Data shown —
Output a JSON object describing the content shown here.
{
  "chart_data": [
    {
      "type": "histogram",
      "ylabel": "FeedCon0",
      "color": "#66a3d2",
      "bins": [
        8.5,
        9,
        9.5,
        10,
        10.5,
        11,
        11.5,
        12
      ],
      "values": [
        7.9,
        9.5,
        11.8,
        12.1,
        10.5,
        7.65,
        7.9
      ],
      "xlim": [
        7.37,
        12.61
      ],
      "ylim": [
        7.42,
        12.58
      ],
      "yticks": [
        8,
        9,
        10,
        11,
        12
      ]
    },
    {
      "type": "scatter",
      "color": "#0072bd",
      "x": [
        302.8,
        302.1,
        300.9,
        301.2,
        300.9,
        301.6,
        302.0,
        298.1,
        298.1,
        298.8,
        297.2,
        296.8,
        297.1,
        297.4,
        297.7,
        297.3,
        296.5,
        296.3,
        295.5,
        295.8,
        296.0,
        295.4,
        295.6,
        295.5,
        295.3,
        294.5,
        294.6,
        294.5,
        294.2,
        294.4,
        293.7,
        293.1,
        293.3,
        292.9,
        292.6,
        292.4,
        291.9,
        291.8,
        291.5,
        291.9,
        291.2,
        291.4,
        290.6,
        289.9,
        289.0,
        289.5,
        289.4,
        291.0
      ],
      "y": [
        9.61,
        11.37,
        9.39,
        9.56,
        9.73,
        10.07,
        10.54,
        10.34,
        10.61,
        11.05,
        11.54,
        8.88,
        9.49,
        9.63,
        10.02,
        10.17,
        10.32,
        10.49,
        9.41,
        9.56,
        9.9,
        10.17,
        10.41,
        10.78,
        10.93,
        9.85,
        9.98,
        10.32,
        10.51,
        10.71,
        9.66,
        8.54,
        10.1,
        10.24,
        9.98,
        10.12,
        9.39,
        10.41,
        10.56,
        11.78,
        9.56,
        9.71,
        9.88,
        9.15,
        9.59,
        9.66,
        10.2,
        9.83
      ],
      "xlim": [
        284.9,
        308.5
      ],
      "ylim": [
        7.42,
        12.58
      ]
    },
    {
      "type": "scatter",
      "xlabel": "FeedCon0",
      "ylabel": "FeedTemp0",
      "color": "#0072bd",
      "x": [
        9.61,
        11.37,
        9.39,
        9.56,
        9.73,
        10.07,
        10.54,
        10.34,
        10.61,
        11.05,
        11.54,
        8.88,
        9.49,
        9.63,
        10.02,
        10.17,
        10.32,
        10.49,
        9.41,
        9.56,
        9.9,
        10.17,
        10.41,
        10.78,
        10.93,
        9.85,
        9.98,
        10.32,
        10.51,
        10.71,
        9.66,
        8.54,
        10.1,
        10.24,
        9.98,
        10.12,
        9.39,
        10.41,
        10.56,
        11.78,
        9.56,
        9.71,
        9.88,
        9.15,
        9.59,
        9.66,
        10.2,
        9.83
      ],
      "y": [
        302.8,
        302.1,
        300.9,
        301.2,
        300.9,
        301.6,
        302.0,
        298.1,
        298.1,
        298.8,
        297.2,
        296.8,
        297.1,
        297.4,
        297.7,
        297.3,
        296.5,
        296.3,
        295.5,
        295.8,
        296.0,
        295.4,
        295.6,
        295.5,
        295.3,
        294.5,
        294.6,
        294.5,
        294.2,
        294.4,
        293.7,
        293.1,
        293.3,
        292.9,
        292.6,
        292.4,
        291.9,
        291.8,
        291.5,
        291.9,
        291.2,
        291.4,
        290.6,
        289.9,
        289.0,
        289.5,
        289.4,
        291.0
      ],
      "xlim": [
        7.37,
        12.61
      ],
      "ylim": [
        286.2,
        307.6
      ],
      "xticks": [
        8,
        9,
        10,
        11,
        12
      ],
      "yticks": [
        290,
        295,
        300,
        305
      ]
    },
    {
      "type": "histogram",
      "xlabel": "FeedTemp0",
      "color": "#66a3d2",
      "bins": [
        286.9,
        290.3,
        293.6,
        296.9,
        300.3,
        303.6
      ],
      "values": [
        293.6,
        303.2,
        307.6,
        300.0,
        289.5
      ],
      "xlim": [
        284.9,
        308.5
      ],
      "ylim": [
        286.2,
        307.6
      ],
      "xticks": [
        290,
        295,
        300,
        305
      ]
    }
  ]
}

Work to do —
Please reproduce every line of the material word for word.

Correct output —
Output a JSON object describing the content shown here.
{
  "chart_data": [
    {
      "type": "histogram",
      "ylabel": "FeedCon0",
      "color": "#66a3d2",
      "bins": [
        8.5,
        9,
        9.5,
        10,
        10.5,
        11,
        11.5,
        12
      ],
      "values": [
        7.9,
        9.5,
        11.8,
        12.1,
        10.5,
        7.65,
        7.9
      ],
      "xlim": [
        7.37,
        12.61
      ],
      "ylim": [
        7.42,
        12.58
      ],
      "yticks": [
        8,
        9,
        10,
        11,
        12
      ]
    },
    {
      "type": "scatter",
      "color": "#0072bd",
      "x": [
        302.8,
        302.1,
        300.9,
        301.2,
        300.9,
        301.6,
        302.0,
        298.1,
        298.1,
        298.8,
        297.2,
        296.8,
        297.1,
        297.4,
        297.7,
        297.3,
        296.5,
        296.3,
        295.5,
        295.8,
        296.0,
        295.4,
        295.6,
        295.5,
        295.3,
        294.5,
        294.6,
        294.5,
        294.2,
        294.4,
        293.7,
        293.1,
        293.3,
        292.9,
        292.6,
        292.4,
        291.9,
        291.8,
        291.5,
        291.9,
        291.2,
        291.4,
        290.6,
        289.9,
        289.0,
        289.5,
        289.4,
        291.0
      ],
      "y": [
        9.61,
        11.37,
        9.39,
        9.56,
        9.73,
        10.07,
        10.54,
        10.34,
        10.61,
        11.05,
        11.54,
        8.88,
        9.49,
        9.63,
        10.02,
        10.17,
        10.32,
        10.49,
        9.41,
        9.56,
        9.9,
        10.17,
        10.41,
        10.78,
        10.93,
        9.85,
        9.98,
        10.32,
        10.51,
        10.71,
        9.66,
        8.54,
        10.1,
        10.24,
        9.98,
        10.12,
        9.39,
        10.41,
        10.56,
        11.78,
        9.56,
        9.71,
        9.88,
        9.15,
        9.59,
        9.66,
        10.2,
        9.83
      ],
      "xlim": [
        284.9,
        308.5
      ],
      "ylim": [
        7.42,
        12.58
      ]
    },
    {
      "type": "scatter",
      "xlabel": "FeedCon0",
      "ylabel": "FeedTemp0",
      "color": "#0072bd",
      "x": [
        9.61,
        11.37,
        9.39,
        9.56,
        9.73,
        10.07,
        10.54,
        10.34,
        10.61,
        11.05,
        11.54,
        8.88,
        9.49,
        9.63,
        10.02,
        10.17,
        10.32,
        10.49,
        9.41,
        9.56,
        9.9,
        10.17,
        10.41,
        10.78,
        10.93,
        9.85,
        9.98,
        10.32,
        10.51,
        10.71,
        9.66,
        8.54,
        10.1,
        10.24,
        9.98,
        10.12,
        9.39,
        10.41,
        10.56,
        11.78,
        9.56,
        9.71,
        9.88,
        9.15,
        9.59,
        9.66,
        10.2,
        9.83
      ],
      "y": [
        302.8,
        302.1,
        300.9,
        301.2,
        300.9,
        301.6,
        302.0,
        298.1,
        298.1,
        298.8,
        297.2,
        296.8,
        297.1,
        297.4,
        297.7,
        297.3,
        296.5,
        296.3,
        295.5,
        295.8,
        296.0,
        295.4,
        295.6,
        295.5,
        295.3,
        294.5,
        294.6,
        294.5,
        294.2,
        294.4,
        293.7,
        293.1,
        293.3,
        292.9,
        292.6,
        292.4,
        291.9,
        291.8,
        291.5,
        291.9,
        291.2,
        291.4,
        290.6,
        289.9,
        289.0,
        289.5,
        289.4,
        291.0
      ],
      "xlim": [
        7.37,
        12.61
      ],
      "ylim": [
        286.2,
        307.6
      ],
      "xticks": [
        8,
        9,
        10,
        11,
        12
      ],
      "yticks": [
        290,
        295,
        300,
        305
      ]
    },
    {
      "type": "histogram",
      "xlabel": "FeedTemp0",
      "color": "#66a3d2",
      "bins": [
        286.9,
        290.3,
        293.6,
        296.9,
        300.3,
        303.6
      ],
      "values": [
        293.6,
        303.2,
        307.6,
        300.0,
        289.5
      ],
      "xlim": [
        284.9,
        308.5
      ],
      "ylim": [
        286.2,
        307.6
      ],
      "xticks": [
        290,
        295,
        300,
        305
      ]
    }
  ]
}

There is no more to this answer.